==== Listed entries

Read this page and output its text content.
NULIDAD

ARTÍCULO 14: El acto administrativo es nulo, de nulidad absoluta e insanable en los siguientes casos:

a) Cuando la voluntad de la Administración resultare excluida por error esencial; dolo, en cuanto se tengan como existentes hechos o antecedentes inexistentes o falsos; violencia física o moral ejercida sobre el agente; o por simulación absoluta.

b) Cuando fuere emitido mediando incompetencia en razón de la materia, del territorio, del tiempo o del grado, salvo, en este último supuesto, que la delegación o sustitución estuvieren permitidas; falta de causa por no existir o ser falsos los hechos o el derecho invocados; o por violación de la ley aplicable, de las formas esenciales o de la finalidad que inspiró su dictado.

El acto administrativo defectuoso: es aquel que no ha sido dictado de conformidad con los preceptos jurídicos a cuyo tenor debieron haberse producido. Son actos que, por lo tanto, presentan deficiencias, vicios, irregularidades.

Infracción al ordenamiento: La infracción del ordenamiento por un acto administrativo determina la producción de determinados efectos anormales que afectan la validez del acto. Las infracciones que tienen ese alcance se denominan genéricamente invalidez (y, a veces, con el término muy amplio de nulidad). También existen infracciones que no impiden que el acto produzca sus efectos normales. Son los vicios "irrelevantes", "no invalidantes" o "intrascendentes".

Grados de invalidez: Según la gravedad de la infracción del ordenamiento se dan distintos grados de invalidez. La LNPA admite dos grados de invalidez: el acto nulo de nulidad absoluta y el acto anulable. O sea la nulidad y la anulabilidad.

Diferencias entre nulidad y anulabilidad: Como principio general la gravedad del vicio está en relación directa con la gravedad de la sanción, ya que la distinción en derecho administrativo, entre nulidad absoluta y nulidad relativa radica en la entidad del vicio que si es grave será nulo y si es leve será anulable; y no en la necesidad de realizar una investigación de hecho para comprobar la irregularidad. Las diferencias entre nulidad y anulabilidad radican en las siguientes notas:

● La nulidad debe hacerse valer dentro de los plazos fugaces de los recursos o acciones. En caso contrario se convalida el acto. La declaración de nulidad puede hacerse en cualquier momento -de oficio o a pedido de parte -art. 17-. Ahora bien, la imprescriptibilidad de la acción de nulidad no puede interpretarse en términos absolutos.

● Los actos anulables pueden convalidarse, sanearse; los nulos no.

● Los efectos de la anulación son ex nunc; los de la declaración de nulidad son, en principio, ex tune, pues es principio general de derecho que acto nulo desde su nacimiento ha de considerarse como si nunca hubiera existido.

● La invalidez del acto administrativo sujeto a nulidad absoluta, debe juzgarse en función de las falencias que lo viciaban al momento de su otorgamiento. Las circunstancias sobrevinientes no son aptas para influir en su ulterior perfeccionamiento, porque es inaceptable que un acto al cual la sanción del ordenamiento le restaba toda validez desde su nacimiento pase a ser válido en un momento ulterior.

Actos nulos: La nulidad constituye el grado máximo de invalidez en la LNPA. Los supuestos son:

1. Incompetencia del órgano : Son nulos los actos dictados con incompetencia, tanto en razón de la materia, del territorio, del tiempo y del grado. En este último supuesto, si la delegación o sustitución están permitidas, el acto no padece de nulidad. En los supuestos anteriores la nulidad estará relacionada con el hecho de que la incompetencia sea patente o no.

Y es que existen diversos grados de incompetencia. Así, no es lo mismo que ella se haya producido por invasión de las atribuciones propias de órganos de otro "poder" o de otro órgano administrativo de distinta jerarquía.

========

● Your goal
Copy out each line exactly.

● Correct response
Read this page and output its text content.
NULIDAD

ARTÍCULO 14: El acto administrativo es nulo, de nulidad absoluta e insanable en los siguientes casos:

a) Cuando la voluntad de la Administración resultare excluida por error esencial; dolo, en cuanto se tengan como existentes hechos o antecedentes inexistentes o falsos; violencia física o moral ejercida sobre el agente; o por simulación absoluta.

b) Cuando fuere emitido mediando incompetencia en razón de la materia, del territorio, del tiempo o del grado, salvo, en este último supuesto, que la delegación o sustitución estuvieren permitidas; falta de causa por no existir o ser falsos los hechos o el derecho invocados; o por violación de la ley aplicable, de las formas esenciales o de la finalidad que inspiró su dictado.

El acto administrativo defectuoso: es aquel que no ha sido dictado de conformidad con los preceptos jurídicos a cuyo tenor debieron haberse producido. Son actos que, por lo tanto, presentan deficiencias, vicios, irregularidades.

Infracción al ordenamiento: La infracción del ordenamiento por un acto administrativo determina la producción de determinados efectos anormales que afectan la validez del acto. Las infracciones que tienen ese alcance se denominan genéricamente invalidez (y, a veces, con el término muy amplio de nulidad). También existen infracciones que no impiden que el acto produzca sus efectos normales. Son los vicios "irrelevantes", "no invalidantes" o "intrascendentes".

Grados de invalidez: Según la gravedad de la infracción del ordenamiento se dan distintos grados de invalidez. La LNPA admite dos grados de invalidez: el acto nulo de nulidad absoluta y el acto anulable. O sea la nulidad y la anulabilidad.

Diferencias entre nulidad y anulabilidad: Como principio general la gravedad del vicio está en relación directa con la gravedad de la sanción, ya que la distinción en derecho administrativo, entre nulidad absoluta y nulidad relativa radica en la entidad del vicio que si es grave será nulo y si es leve será anulable; y no en la necesidad de realizar una investigación de hecho para comprobar la irregularidad. Las diferencias entre nulidad y anulabilidad radican en las siguientes notas:

● La nulidad debe hacerse valer dentro de los plazos fugaces de los recursos o acciones. En caso contrario se convalida el acto. La declaración de nulidad puede hacerse en cualquier momento -de oficio o a pedido de parte -art. 17-. Ahora bien, la imprescriptibilidad de la acción de nulidad no puede interpretarse en términos absolutos.

● Los actos anulables pueden convalidarse, sanearse; los nulos no.

● Los efectos de la anulación son ex nunc; los de la declaración de nulidad son, en principio, ex tune, pues es principio general de derecho que acto nulo desde su nacimiento ha de considerarse como si nunca hubiera existido.

● La invalidez del acto administrativo sujeto a nulidad absoluta, debe juzgarse en función de las falencias que lo viciaban al momento de su otorgamiento. Las circunstancias sobrevinientes no son aptas para influir en su ulterior perfeccionamiento, porque es inaceptable que un acto al cual la sanción del ordenamiento le restaba toda validez desde su nacimiento pase a ser válido en un momento ulterior.

Actos nulos: La nulidad constituye el grado máximo de invalidez en la LNPA. Los supuestos son:

1. Incompetencia del órgano : Son nulos los actos dictados con incompetencia, tanto en razón de la materia, del territorio, del tiempo y del grado. En este último supuesto, si la delegación o sustitución están permitidas, el acto no padece de nulidad. En los supuestos anteriores la nulidad estará relacionada con el hecho de que la incompetencia sea patente o no.

Y es que existen diversos grados de incompetencia. Así, no es lo mismo que ella se haya producido por invasión de las atribuciones propias de órganos de otro "poder" o de otro órgano administrativo de distinta jerarquía.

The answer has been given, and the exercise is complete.